**WHAT IS BEING ASKED:**
Can you write out all of the material below, word for word?

**PROVIDED ENTRIES:**
━━━━━━━━━━━━━━━━━━━━━━━━━━━━━━
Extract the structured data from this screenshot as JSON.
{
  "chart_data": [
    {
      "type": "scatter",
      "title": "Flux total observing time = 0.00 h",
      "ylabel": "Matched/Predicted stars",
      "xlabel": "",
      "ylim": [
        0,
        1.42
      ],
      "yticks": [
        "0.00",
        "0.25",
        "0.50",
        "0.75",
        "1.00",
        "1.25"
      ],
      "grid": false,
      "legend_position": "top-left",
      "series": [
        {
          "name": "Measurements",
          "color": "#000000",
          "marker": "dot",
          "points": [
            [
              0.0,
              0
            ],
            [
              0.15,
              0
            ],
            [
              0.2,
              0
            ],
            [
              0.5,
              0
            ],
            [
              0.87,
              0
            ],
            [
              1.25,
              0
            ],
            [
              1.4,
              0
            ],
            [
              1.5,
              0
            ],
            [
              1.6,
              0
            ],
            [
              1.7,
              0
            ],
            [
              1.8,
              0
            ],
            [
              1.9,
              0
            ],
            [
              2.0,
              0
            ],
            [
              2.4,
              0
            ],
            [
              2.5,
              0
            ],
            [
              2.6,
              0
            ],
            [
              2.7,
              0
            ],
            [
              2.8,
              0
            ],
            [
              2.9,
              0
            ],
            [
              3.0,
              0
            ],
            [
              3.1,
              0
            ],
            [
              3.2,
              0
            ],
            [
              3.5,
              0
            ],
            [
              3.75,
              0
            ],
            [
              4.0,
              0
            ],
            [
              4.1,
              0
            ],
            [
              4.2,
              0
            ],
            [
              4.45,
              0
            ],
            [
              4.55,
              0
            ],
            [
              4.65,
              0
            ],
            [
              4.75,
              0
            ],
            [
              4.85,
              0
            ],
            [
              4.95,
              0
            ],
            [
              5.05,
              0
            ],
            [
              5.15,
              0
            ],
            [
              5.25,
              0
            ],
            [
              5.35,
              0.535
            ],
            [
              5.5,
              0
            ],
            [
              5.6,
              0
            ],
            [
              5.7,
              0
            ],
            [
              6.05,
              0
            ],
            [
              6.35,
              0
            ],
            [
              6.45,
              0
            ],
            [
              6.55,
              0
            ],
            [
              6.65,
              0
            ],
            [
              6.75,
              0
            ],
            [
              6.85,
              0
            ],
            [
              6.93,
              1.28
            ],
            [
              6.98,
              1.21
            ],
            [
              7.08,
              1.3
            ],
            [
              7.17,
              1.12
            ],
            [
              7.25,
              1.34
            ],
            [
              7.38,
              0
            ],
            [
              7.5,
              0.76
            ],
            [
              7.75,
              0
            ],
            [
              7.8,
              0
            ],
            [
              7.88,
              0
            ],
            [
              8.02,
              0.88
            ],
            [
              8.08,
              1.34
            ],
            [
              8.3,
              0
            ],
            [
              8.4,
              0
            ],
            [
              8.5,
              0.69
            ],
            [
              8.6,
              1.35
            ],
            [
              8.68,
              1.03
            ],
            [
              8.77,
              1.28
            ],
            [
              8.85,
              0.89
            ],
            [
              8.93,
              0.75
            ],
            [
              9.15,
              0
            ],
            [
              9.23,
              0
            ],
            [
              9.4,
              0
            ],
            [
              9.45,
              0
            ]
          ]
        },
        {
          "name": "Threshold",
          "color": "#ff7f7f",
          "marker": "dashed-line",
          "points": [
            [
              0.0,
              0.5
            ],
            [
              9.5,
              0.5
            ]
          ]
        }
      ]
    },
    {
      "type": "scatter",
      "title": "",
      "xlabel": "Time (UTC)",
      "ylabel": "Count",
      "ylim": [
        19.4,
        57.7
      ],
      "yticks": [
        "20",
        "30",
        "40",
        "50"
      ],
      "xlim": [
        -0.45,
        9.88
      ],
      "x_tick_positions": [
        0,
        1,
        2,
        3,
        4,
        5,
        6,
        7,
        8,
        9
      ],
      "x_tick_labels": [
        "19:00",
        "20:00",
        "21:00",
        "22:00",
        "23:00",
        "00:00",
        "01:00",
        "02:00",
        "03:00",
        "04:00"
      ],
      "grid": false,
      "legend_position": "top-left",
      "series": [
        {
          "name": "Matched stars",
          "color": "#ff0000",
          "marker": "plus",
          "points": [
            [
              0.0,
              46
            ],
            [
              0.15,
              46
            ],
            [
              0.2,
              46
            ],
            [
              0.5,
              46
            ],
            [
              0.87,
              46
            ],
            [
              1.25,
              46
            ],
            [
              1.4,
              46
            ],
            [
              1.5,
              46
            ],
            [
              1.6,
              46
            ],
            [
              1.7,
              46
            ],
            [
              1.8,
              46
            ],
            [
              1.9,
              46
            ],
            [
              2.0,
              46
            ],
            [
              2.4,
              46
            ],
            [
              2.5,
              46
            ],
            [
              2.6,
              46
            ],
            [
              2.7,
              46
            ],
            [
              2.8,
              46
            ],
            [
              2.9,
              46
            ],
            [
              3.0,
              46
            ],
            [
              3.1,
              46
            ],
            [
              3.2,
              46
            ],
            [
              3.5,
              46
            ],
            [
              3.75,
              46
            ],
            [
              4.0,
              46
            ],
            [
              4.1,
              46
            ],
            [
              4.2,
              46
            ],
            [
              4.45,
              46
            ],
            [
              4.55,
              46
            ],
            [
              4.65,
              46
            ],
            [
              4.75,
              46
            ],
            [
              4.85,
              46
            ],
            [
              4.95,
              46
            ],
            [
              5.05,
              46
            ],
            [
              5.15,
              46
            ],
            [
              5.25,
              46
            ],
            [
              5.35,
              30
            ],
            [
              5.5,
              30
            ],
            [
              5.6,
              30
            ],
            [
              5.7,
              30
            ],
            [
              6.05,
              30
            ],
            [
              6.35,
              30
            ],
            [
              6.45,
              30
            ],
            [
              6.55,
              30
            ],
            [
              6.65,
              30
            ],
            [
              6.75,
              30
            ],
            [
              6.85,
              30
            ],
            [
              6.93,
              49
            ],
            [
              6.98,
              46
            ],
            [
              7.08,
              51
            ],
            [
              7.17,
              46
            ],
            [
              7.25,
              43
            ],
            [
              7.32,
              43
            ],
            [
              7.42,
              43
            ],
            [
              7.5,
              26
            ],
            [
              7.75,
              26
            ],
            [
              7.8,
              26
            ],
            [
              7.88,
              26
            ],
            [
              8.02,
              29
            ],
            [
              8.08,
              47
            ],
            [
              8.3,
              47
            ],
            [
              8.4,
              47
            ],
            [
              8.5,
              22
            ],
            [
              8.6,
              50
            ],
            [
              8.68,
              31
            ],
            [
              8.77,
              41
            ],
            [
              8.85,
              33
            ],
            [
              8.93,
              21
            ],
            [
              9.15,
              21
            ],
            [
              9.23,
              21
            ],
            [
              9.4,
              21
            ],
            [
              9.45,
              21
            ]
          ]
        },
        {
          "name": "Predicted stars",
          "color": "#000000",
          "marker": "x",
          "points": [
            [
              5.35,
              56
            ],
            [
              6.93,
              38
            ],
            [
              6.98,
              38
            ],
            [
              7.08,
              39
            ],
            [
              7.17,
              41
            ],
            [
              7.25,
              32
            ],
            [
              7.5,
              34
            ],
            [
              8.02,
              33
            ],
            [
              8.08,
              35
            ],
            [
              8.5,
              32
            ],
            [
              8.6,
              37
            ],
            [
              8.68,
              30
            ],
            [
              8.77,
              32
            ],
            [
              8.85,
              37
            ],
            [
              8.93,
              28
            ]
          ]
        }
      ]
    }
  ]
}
━━━━━━━━━━━━━━━━━━━━━━━━━━━━━━
**SOLUTION BELOW:**
Extract the structured data from this screenshot as JSON.
{
  "chart_data": [
    {
      "type": "scatter",
      "title": "Flux total observing time = 0.00 h",
      "ylabel": "Matched/Predicted stars",
      "xlabel": "",
      "ylim": [
        0,
        1.42
      ],
      "yticks": [
        "0.00",
        "0.25",
        "0.50",
        "0.75",
        "1.00",
        "1.25"
      ],
      "grid": false,
      "legend_position": "top-left",
      "series": [
        {
          "name": "Measurements",
          "color": "#000000",
          "marker": "dot",
          "points": [
            [
              0.0,
              0
            ],
            [
              0.15,
              0
            ],
            [
              0.2,
              0
            ],
            [
              0.5,
              0
            ],
            [
              0.87,
              0
            ],
            [
              1.25,
              0
            ],
            [
              1.4,
              0
            ],
            [
              1.5,
              0
            ],
            [
              1.6,
              0
            ],
            [
              1.7,
              0
            ],
            [
              1.8,
              0
            ],
            [
              1.9,
              0
            ],
            [
              2.0,
              0
            ],
            [
              2.4,
              0
            ],
            [
              2.5,
              0
            ],
            [
              2.6,
              0
            ],
            [
              2.7,
              0
            ],
            [
              2.8,
              0
            ],
            [
              2.9,
              0
            ],
            [
              3.0,
              0
            ],
            [
              3.1,
              0
            ],
            [
              3.2,
              0
            ],
            [
              3.5,
              0
            ],
            [
              3.75,
              0
            ],
            [
              4.0,
              0
            ],
            [
              4.1,
              0
            ],
            [
              4.2,
              0
            ],
            [
              4.45,
              0
            ],
            [
              4.55,
              0
            ],
            [
              4.65,
              0
            ],
            [
              4.75,
              0
            ],
            [
              4.85,
              0
            ],
            [
              4.95,
              0
            ],
            [
              5.05,
              0
            ],
            [
              5.15,
              0
            ],
            [
              5.25,
              0
            ],
            [
              5.35,
              0.535
            ],
            [
              5.5,
              0
            ],
            [
              5.6,
              0
            ],
            [
              5.7,
              0
            ],
            [
              6.05,
              0
            ],
            [
              6.35,
              0
            ],
            [
              6.45,
              0
            ],
            [
              6.55,
              0
            ],
            [
              6.65,
              0
            ],
            [
              6.75,
              0
            ],
            [
              6.85,
              0
            ],
            [
              6.93,
              1.28
            ],
            [
              6.98,
              1.21
            ],
            [
              7.08,
              1.3
            ],
            [
              7.17,
              1.12
            ],
            [
              7.25,
              1.34
            ],
            [
              7.38,
              0
            ],
            [
              7.5,
              0.76
            ],
            [
              7.75,
              0
            ],
            [
              7.8,
              0
            ],
            [
              7.88,
              0
            ],
            [
              8.02,
              0.88
            ],
            [
              8.08,
              1.34
            ],
            [
              8.3,
              0
            ],
            [
              8.4,
              0
            ],
            [
              8.5,
              0.69
            ],
            [
              8.6,
              1.35
            ],
            [
              8.68,
              1.03
            ],
            [
              8.77,
              1.28
            ],
            [
              8.85,
              0.89
            ],
            [
              8.93,
              0.75
            ],
            [
              9.15,
              0
            ],
            [
              9.23,
              0
            ],
            [
              9.4,
              0
            ],
            [
              9.45,
              0
            ]
          ]
        },
        {
          "name": "Threshold",
          "color": "#ff7f7f",
          "marker": "dashed-line",
          "points": [
            [
              0.0,
              0.5
            ],
            [
              9.5,
              0.5
            ]
          ]
        }
      ]
    },
    {
      "type": "scatter",
      "title": "",
      "xlabel": "Time (UTC)",
      "ylabel": "Count",
      "ylim": [
        19.4,
        57.7
      ],
      "yticks": [
        "20",
        "30",
        "40",
        "50"
      ],
      "xlim": [
        -0.45,
        9.88
      ],
      "x_tick_positions": [
        0,
        1,
        2,
        3,
        4,
        5,
        6,
        7,
        8,
        9
      ],
      "x_tick_labels": [
        "19:00",
        "20:00",
        "21:00",
        "22:00",
        "23:00",
        "00:00",
        "01:00",
        "02:00",
        "03:00",
        "04:00"
      ],
      "grid": false,
      "legend_position": "top-left",
      "series": [
        {
          "name": "Matched stars",
          "color": "#ff0000",
          "marker": "plus",
          "points": [
            [
              0.0,
              46
            ],
            [
              0.15,
              46
            ],
            [
              0.2,
              46
            ],
            [
              0.5,
              46
            ],
            [
              0.87,
              46
            ],
            [
              1.25,
              46
            ],
            [
              1.4,
              46
            ],
            [
              1.5,
              46
            ],
            [
              1.6,
              46
            ],
            [
              1.7,
              46
            ],
            [
              1.8,
              46
            ],
            [
              1.9,
              46
            ],
            [
              2.0,
              46
            ],
            [
              2.4,
              46
            ],
            [
              2.5,
              46
            ],
            [
              2.6,
              46
            ],
            [
              2.7,
              46
            ],
            [
              2.8,
              46
            ],
            [
              2.9,
              46
            ],
            [
              3.0,
              46
            ],
            [
              3.1,
              46
            ],
            [
              3.2,
              46
            ],
            [
              3.5,
              46
            ],
            [
              3.75,
              46
            ],
            [
              4.0,
              46
            ],
            [
              4.1,
              46
            ],
            [
              4.2,
              46
            ],
            [
              4.45,
              46
            ],
            [
              4.55,
              46
            ],
            [
              4.65,
              46
            ],
            [
              4.75,
              46
            ],
            [
              4.85,
              46
            ],
            [
              4.95,
              46
            ],
            [
              5.05,
              46
            ],
            [
              5.15,
              46
            ],
            [
              5.25,
              46
            ],
            [
              5.35,
              30
            ],
            [
              5.5,
              30
            ],
            [
              5.6,
              30
            ],
            [
              5.7,
              30
            ],
            [
              6.05,
              30
            ],
            [
              6.35,
              30
            ],
            [
              6.45,
              30
            ],
            [
              6.55,
              30
            ],
            [
              6.65,
              30
            ],
            [
              6.75,
              30
            ],
            [
              6.85,
              30
            ],
            [
              6.93,
              49
            ],
            [
              6.98,
              46
            ],
            [
              7.08,
              51
            ],
            [
              7.17,
              46
            ],
            [
              7.25,
              43
            ],
            [
              7.32,
              43
            ],
            [
              7.42,
              43
            ],
            [
              7.5,
              26
            ],
            [
              7.75,
              26
            ],
            [
              7.8,
              26
            ],
            [
              7.88,
              26
            ],
            [
              8.02,
              29
            ],
            [
              8.08,
              47
            ],
            [
              8.3,
              47
            ],
            [
              8.4,
              47
            ],
            [
              8.5,
              22
            ],
            [
              8.6,
              50
            ],
            [
              8.68,
              31
            ],
            [
              8.77,
              41
            ],
            [
              8.85,
              33
            ],
            [
              8.93,
              21
            ],
            [
              9.15,
              21
            ],
            [
              9.23,
              21
            ],
            [
              9.4,
              21
            ],
            [
              9.45,
              21
            ]
          ]
        },
        {
          "name": "Predicted stars",
          "color": "#000000",
          "marker": "x",
          "points": [
            [
              5.35,
              56
            ],
            [
              6.93,
              38
            ],
            [
              6.98,
              38
            ],
            [
              7.08,
              39
            ],
            [
              7.17,
              41
            ],
            [
              7.25,
              32
            ],
            [
              7.5,
              34
            ],
            [
              8.02,
              33
            ],
            [
              8.08,
              35
            ],
            [
              8.5,
              32
            ],
            [
              8.6,
              37
            ],
            [
              8.68,
              30
            ],
            [
              8.77,
              32
            ],
            [
              8.85,
              37
            ],
            [
              8.93,
              28
            ]
          ]
        }
      ]
    }
  ]
}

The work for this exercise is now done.